Extracted records
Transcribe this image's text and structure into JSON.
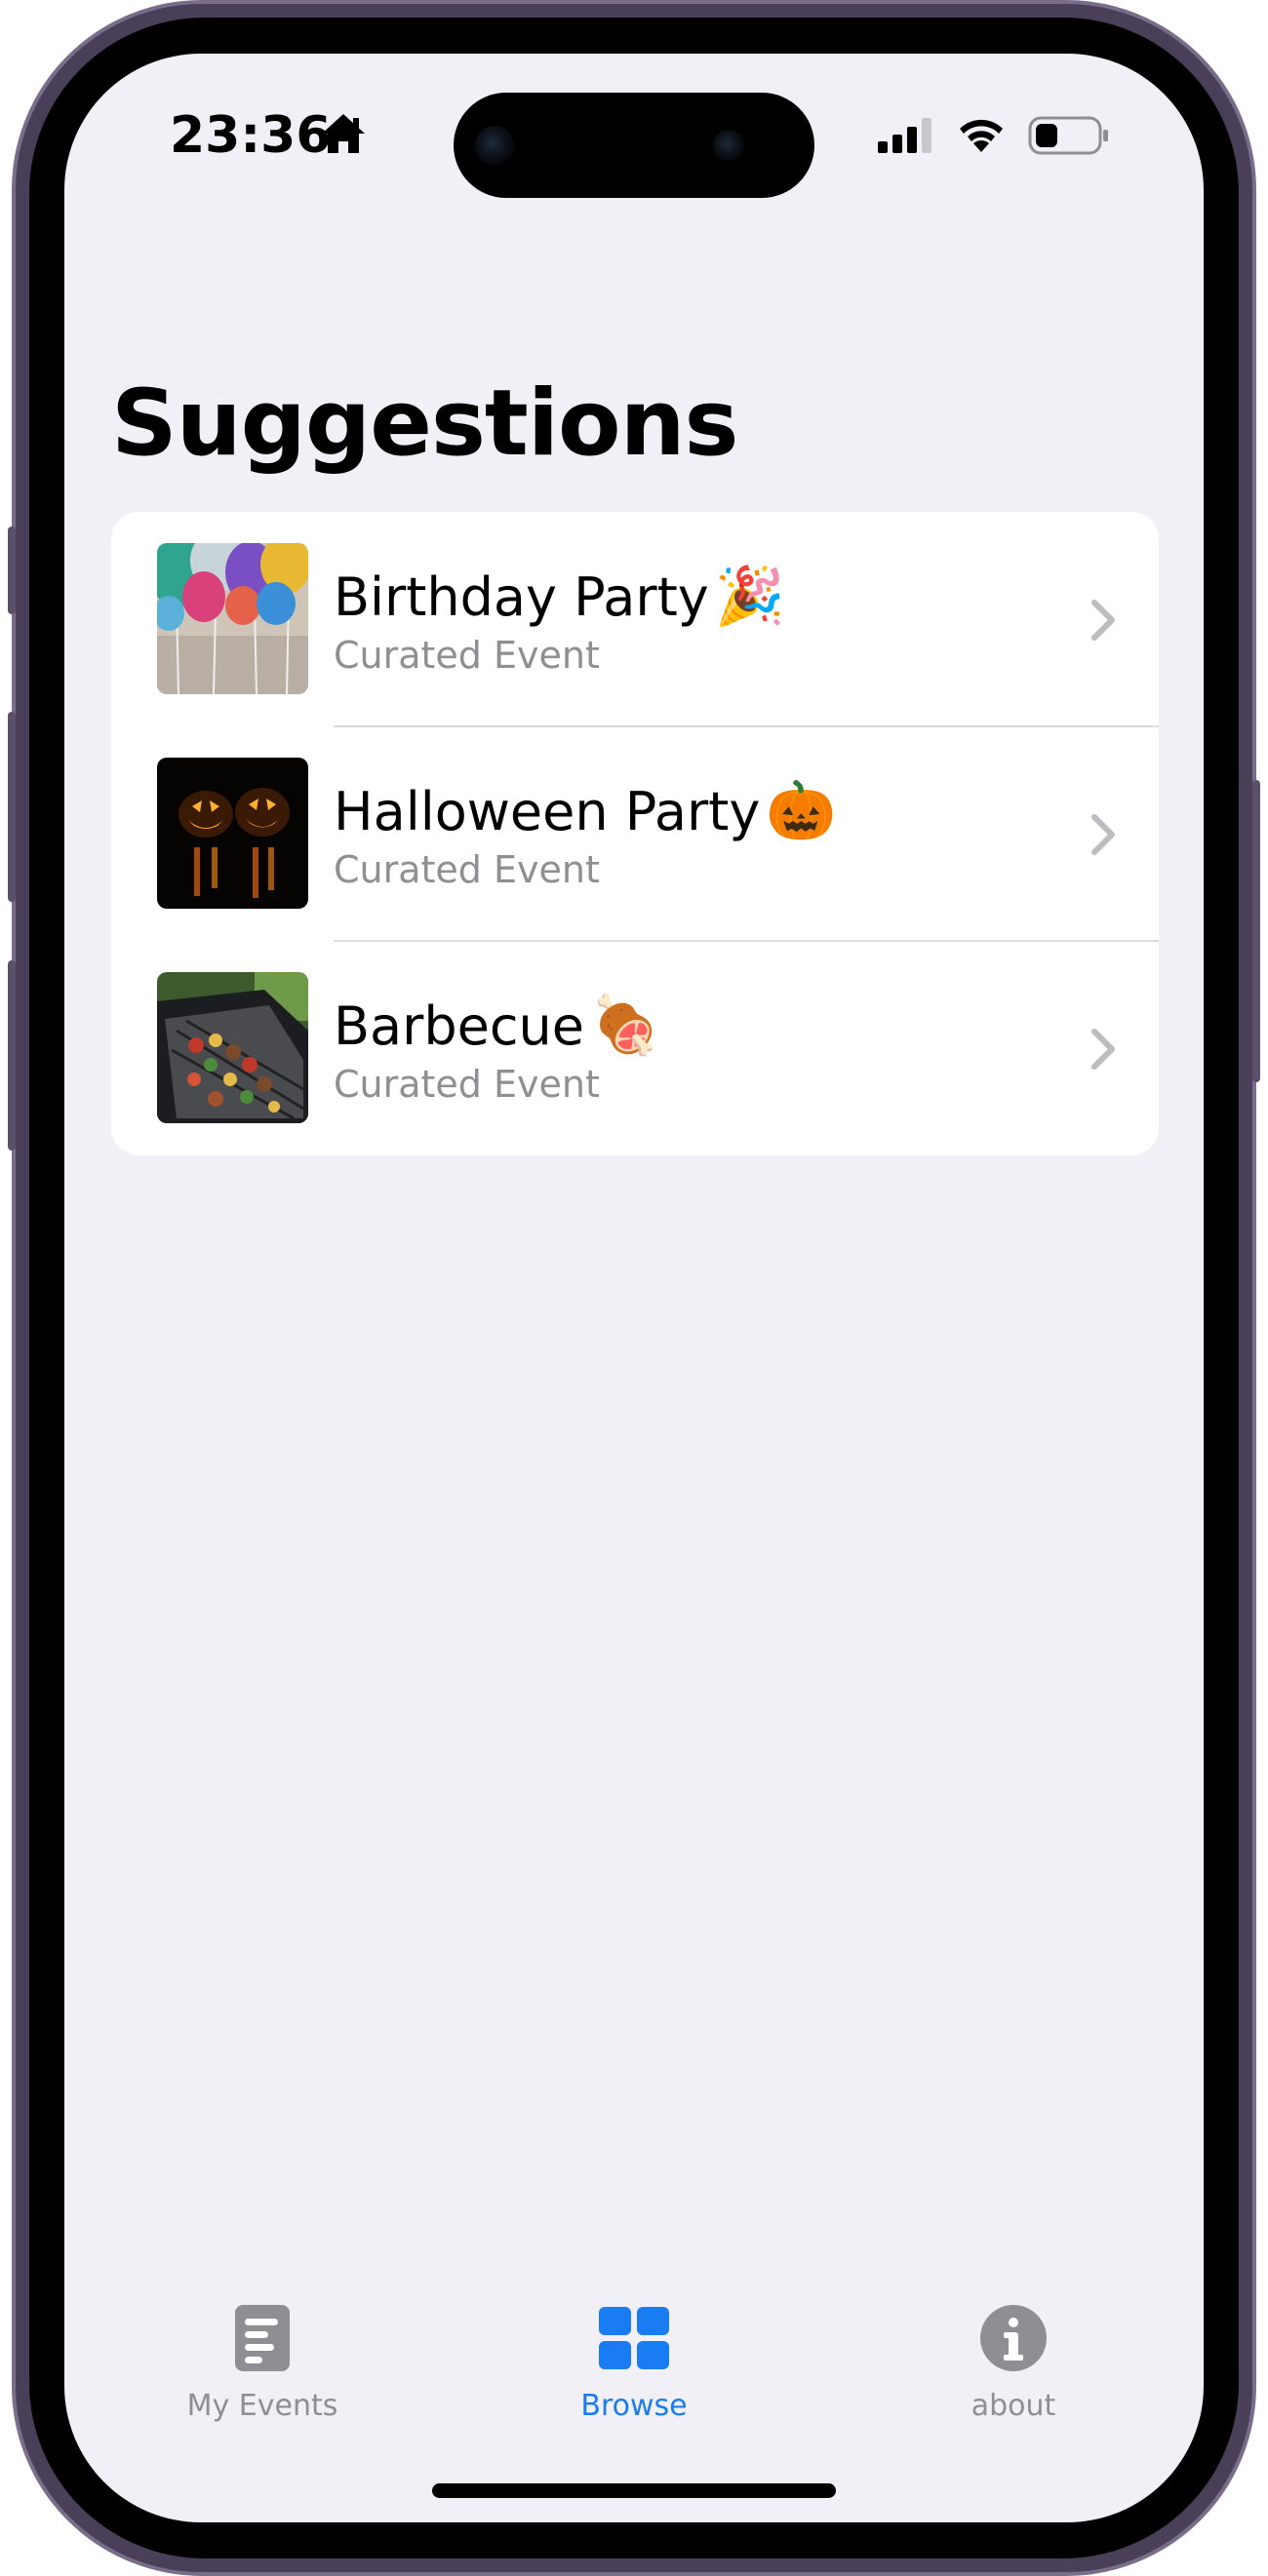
{
  "status_bar": {
    "time": "23:36",
    "home_icon": "house-icon",
    "signal_icon": "cellular-signal-icon",
    "wifi_icon": "wifi-icon",
    "battery_icon": "battery-icon"
  },
  "page": {
    "title": "Suggestions"
  },
  "suggestions": [
    {
      "title": "Birthday Party",
      "emoji": "🎉",
      "subtitle": "Curated Event",
      "image": "balloons-photo"
    },
    {
      "title": "Halloween Party",
      "emoji": "🎃",
      "subtitle": "Curated Event",
      "image": "jack-o-lanterns-photo"
    },
    {
      "title": "Barbecue",
      "emoji": "🍖",
      "subtitle": "Curated Event",
      "image": "grill-photo"
    }
  ],
  "tab_bar": {
    "tabs": [
      {
        "label": "My Events",
        "icon": "document-icon",
        "active": false
      },
      {
        "label": "Browse",
        "icon": "grid-icon",
        "active": true
      },
      {
        "label": "about",
        "icon": "info-icon",
        "active": false
      }
    ]
  },
  "colors": {
    "accent": "#1a7cf2",
    "background": "#f1f0f6",
    "card": "#ffffff",
    "secondary_text": "#8e8e93",
    "inactive_icon": "#8e8e93"
  }
}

## [INSTRUCTIONS TO FOLLOW]
Images do not belong in the copy; reproduce all other parts of the records above verbatim.

## [FINISHED ANSWER]
Transcribe this image's text and structure into JSON.
{
  "status_bar": {
    "time": "23:36",
    "home_icon": "house-icon",
    "signal_icon": "cellular-signal-icon",
    "wifi_icon": "wifi-icon",
    "battery_icon": "battery-icon"
  },
  "page": {
    "title": "Suggestions"
  },
  "suggestions": [
    {
      "title": "Birthday Party",
      "emoji": "🎉",
      "subtitle": "Curated Event",
      "image": "balloons-photo"
    },
    {
      "title": "Halloween Party",
      "emoji": "🎃",
      "subtitle": "Curated Event",
      "image": "jack-o-lanterns-photo"
    },
    {
      "title": "Barbecue",
      "emoji": "🍖",
      "subtitle": "Curated Event",
      "image": "grill-photo"
    }
  ],
  "tab_bar": {
    "tabs": [
      {
        "label": "My Events",
        "icon": "document-icon",
        "active": false
      },
      {
        "label": "Browse",
        "icon": "grid-icon",
        "active": true
      },
      {
        "label": "about",
        "icon": "info-icon",
        "active": false
      }
    ]
  },
  "colors": {
    "accent": "#1a7cf2",
    "background": "#f1f0f6",
    "card": "#ffffff",
    "secondary_text": "#8e8e93",
    "inactive_icon": "#8e8e93"
  }
}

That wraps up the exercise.